> **Exercise task**
Retype each record shown below, leaving every character as it is.

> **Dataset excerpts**
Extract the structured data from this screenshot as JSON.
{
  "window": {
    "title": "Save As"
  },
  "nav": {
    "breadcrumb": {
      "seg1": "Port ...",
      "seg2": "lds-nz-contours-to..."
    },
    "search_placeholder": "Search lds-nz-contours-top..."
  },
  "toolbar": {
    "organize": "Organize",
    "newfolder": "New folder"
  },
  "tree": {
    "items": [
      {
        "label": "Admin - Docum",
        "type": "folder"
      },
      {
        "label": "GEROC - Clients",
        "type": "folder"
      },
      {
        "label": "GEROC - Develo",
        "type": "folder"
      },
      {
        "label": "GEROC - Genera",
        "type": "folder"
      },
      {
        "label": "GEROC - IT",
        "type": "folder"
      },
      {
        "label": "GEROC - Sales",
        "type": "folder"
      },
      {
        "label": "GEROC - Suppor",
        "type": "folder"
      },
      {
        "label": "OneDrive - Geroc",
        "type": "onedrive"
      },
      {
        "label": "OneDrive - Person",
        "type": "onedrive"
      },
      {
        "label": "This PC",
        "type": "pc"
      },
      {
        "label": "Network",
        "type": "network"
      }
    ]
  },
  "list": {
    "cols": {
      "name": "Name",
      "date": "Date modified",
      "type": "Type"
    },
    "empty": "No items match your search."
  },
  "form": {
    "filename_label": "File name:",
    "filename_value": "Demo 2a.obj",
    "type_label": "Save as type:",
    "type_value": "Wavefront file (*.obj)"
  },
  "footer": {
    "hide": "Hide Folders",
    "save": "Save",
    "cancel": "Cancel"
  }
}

> **Completed task**
Extract the structured data from this screenshot as JSON.
{
  "window": {
    "title": "Save As"
  },
  "nav": {
    "breadcrumb": {
      "seg1": "Port ...",
      "seg2": "lds-nz-contours-to..."
    },
    "search_placeholder": "Search lds-nz-contours-top..."
  },
  "toolbar": {
    "organize": "Organize",
    "newfolder": "New folder"
  },
  "tree": {
    "items": [
      {
        "label": "Admin - Docum",
        "type": "folder"
      },
      {
        "label": "GEROC - Clients",
        "type": "folder"
      },
      {
        "label": "GEROC - Develo",
        "type": "folder"
      },
      {
        "label": "GEROC - Genera",
        "type": "folder"
      },
      {
        "label": "GEROC - IT",
        "type": "folder"
      },
      {
        "label": "GEROC - Sales",
        "type": "folder"
      },
      {
        "label": "GEROC - Suppor",
        "type": "folder"
      },
      {
        "label": "OneDrive - Geroc",
        "type": "onedrive"
      },
      {
        "label": "OneDrive - Person",
        "type": "onedrive"
      },
      {
        "label": "This PC",
        "type": "pc"
      },
      {
        "label": "Network",
        "type": "network"
      }
    ]
  },
  "list": {
    "cols": {
      "name": "Name",
      "date": "Date modified",
      "type": "Type"
    },
    "empty": "No items match your search."
  },
  "form": {
    "filename_label": "File name:",
    "filename_value": "Demo 2a.obj",
    "type_label": "Save as type:",
    "type_value": "Wavefront file (*.obj)"
  },
  "footer": {
    "hide": "Hide Folders",
    "save": "Save",
    "cancel": "Cancel"
  }
}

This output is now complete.